_What is required_. Identify each line below that contains the word "ffffff", and copy it out.

- - - -

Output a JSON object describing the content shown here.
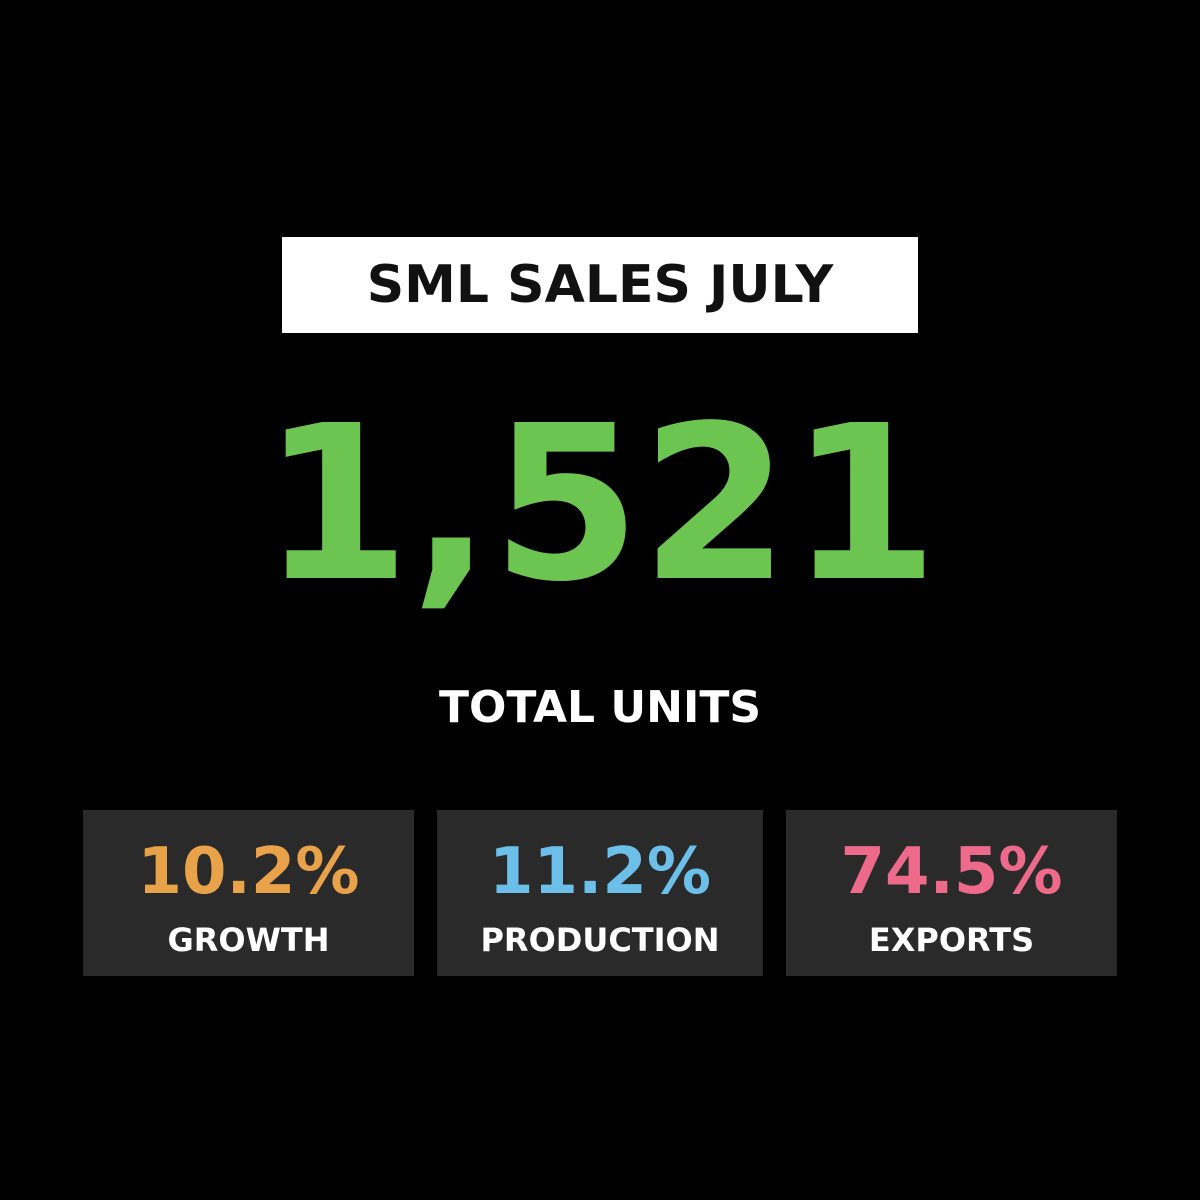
{
  "title": "SML SALES JULY",
  "headline": {
    "value": "1,521",
    "label": "TOTAL UNITS",
    "color": "#6cc551"
  },
  "stats": [
    {
      "value": "10.2%",
      "label": "GROWTH",
      "color": "#e8a24a"
    },
    {
      "value": "11.2%",
      "label": "PRODUCTION",
      "color": "#6bbfe8"
    },
    {
      "value": "74.5%",
      "label": "EXPORTS",
      "color": "#ee6a8a"
    }
  ],
  "colors": {
    "background": "#000000",
    "card_background": "#2a2a2a",
    "title_background": "#ffffff",
    "title_text": "#111111",
    "label_text": "#ffffff"
  }
}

- - - -

_Written solution_.
    "title_background": "#ffffff",
    "label_text": "#ffffff"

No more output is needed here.